→ **TASK BRIEF**
Write out the material exactly, with the pictures left out.

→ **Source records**
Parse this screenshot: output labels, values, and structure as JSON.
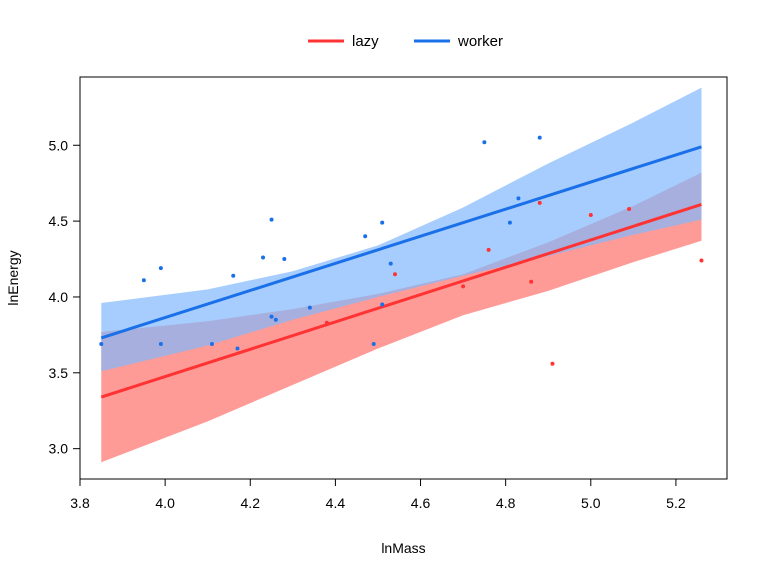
{
  "chart_data": {
    "type": "line",
    "title": "",
    "xlabel": "lnMass",
    "ylabel": "lnEnergy",
    "xlim": [
      3.8,
      5.32
    ],
    "ylim": [
      2.8,
      5.45
    ],
    "xticks": [
      3.8,
      4.0,
      4.2,
      4.4,
      4.6,
      4.8,
      5.0,
      5.2
    ],
    "xtick_labels": [
      "3.8",
      "4.0",
      "4.2",
      "4.4",
      "4.6",
      "4.8",
      "5.0",
      "5.2"
    ],
    "yticks": [
      3.0,
      3.5,
      4.0,
      4.5,
      5.0
    ],
    "ytick_labels": [
      "3.0",
      "3.5",
      "4.0",
      "4.5",
      "5.0"
    ],
    "grid": false,
    "legend_position": "top-center",
    "series": [
      {
        "name": "lazy",
        "color": "#ff3333",
        "band_color": "#ff8a85",
        "fit_x": [
          3.85,
          5.26
        ],
        "fit_y": [
          3.34,
          4.61
        ],
        "band_x": [
          3.85,
          4.1,
          4.3,
          4.5,
          4.7,
          4.9,
          5.1,
          5.26
        ],
        "band_lower": [
          2.91,
          3.18,
          3.42,
          3.66,
          3.88,
          4.04,
          4.23,
          4.37
        ],
        "band_upper": [
          3.77,
          3.84,
          3.92,
          4.02,
          4.15,
          4.36,
          4.6,
          4.82
        ],
        "points": [
          [
            4.38,
            3.83
          ],
          [
            4.54,
            4.15
          ],
          [
            4.7,
            4.07
          ],
          [
            4.76,
            4.31
          ],
          [
            4.86,
            4.1
          ],
          [
            4.91,
            3.56
          ],
          [
            4.88,
            4.62
          ],
          [
            5.26,
            4.24
          ],
          [
            5.0,
            4.54
          ],
          [
            5.09,
            4.58
          ]
        ]
      },
      {
        "name": "worker",
        "color": "#1a70e8",
        "band_color": "#80b8fc",
        "fit_x": [
          3.85,
          5.26
        ],
        "fit_y": [
          3.73,
          4.99
        ],
        "band_x": [
          3.85,
          4.1,
          4.3,
          4.5,
          4.7,
          4.9,
          5.1,
          5.26
        ],
        "band_lower": [
          3.51,
          3.68,
          3.85,
          4.0,
          4.14,
          4.27,
          4.41,
          4.51
        ],
        "band_upper": [
          3.96,
          4.05,
          4.17,
          4.34,
          4.59,
          4.88,
          5.15,
          5.38
        ],
        "points": [
          [
            3.85,
            3.69
          ],
          [
            3.95,
            4.11
          ],
          [
            3.99,
            4.19
          ],
          [
            3.99,
            3.69
          ],
          [
            4.11,
            3.69
          ],
          [
            4.16,
            4.14
          ],
          [
            4.17,
            3.66
          ],
          [
            4.23,
            4.26
          ],
          [
            4.25,
            4.51
          ],
          [
            4.25,
            3.87
          ],
          [
            4.26,
            3.85
          ],
          [
            4.28,
            4.25
          ],
          [
            4.34,
            3.93
          ],
          [
            4.47,
            4.4
          ],
          [
            4.49,
            3.69
          ],
          [
            4.51,
            4.49
          ],
          [
            4.51,
            3.95
          ],
          [
            4.53,
            4.22
          ],
          [
            4.75,
            5.02
          ],
          [
            4.83,
            4.65
          ],
          [
            4.81,
            4.49
          ],
          [
            4.88,
            5.05
          ]
        ]
      }
    ]
  }
}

→ **CORRECT OUTPUT**
Parse this screenshot: output labels, values, and structure as JSON.
{
  "chart_data": {
    "type": "line",
    "title": "",
    "xlabel": "lnMass",
    "ylabel": "lnEnergy",
    "xlim": [
      3.8,
      5.32
    ],
    "ylim": [
      2.8,
      5.45
    ],
    "xticks": [
      3.8,
      4.0,
      4.2,
      4.4,
      4.6,
      4.8,
      5.0,
      5.2
    ],
    "xtick_labels": [
      "3.8",
      "4.0",
      "4.2",
      "4.4",
      "4.6",
      "4.8",
      "5.0",
      "5.2"
    ],
    "yticks": [
      3.0,
      3.5,
      4.0,
      4.5,
      5.0
    ],
    "ytick_labels": [
      "3.0",
      "3.5",
      "4.0",
      "4.5",
      "5.0"
    ],
    "grid": false,
    "legend_position": "top-center",
    "series": [
      {
        "name": "lazy",
        "color": "#ff3333",
        "band_color": "#ff8a85",
        "fit_x": [
          3.85,
          5.26
        ],
        "fit_y": [
          3.34,
          4.61
        ],
        "band_x": [
          3.85,
          4.1,
          4.3,
          4.5,
          4.7,
          4.9,
          5.1,
          5.26
        ],
        "band_lower": [
          2.91,
          3.18,
          3.42,
          3.66,
          3.88,
          4.04,
          4.23,
          4.37
        ],
        "band_upper": [
          3.77,
          3.84,
          3.92,
          4.02,
          4.15,
          4.36,
          4.6,
          4.82
        ],
        "points": [
          [
            4.38,
            3.83
          ],
          [
            4.54,
            4.15
          ],
          [
            4.7,
            4.07
          ],
          [
            4.76,
            4.31
          ],
          [
            4.86,
            4.1
          ],
          [
            4.91,
            3.56
          ],
          [
            4.88,
            4.62
          ],
          [
            5.26,
            4.24
          ],
          [
            5.0,
            4.54
          ],
          [
            5.09,
            4.58
          ]
        ]
      },
      {
        "name": "worker",
        "color": "#1a70e8",
        "band_color": "#80b8fc",
        "fit_x": [
          3.85,
          5.26
        ],
        "fit_y": [
          3.73,
          4.99
        ],
        "band_x": [
          3.85,
          4.1,
          4.3,
          4.5,
          4.7,
          4.9,
          5.1,
          5.26
        ],
        "band_lower": [
          3.51,
          3.68,
          3.85,
          4.0,
          4.14,
          4.27,
          4.41,
          4.51
        ],
        "band_upper": [
          3.96,
          4.05,
          4.17,
          4.34,
          4.59,
          4.88,
          5.15,
          5.38
        ],
        "points": [
          [
            3.85,
            3.69
          ],
          [
            3.95,
            4.11
          ],
          [
            3.99,
            4.19
          ],
          [
            3.99,
            3.69
          ],
          [
            4.11,
            3.69
          ],
          [
            4.16,
            4.14
          ],
          [
            4.17,
            3.66
          ],
          [
            4.23,
            4.26
          ],
          [
            4.25,
            4.51
          ],
          [
            4.25,
            3.87
          ],
          [
            4.26,
            3.85
          ],
          [
            4.28,
            4.25
          ],
          [
            4.34,
            3.93
          ],
          [
            4.47,
            4.4
          ],
          [
            4.49,
            3.69
          ],
          [
            4.51,
            4.49
          ],
          [
            4.51,
            3.95
          ],
          [
            4.53,
            4.22
          ],
          [
            4.75,
            5.02
          ],
          [
            4.83,
            4.65
          ],
          [
            4.81,
            4.49
          ],
          [
            4.88,
            5.05
          ]
        ]
      }
    ]
  }
}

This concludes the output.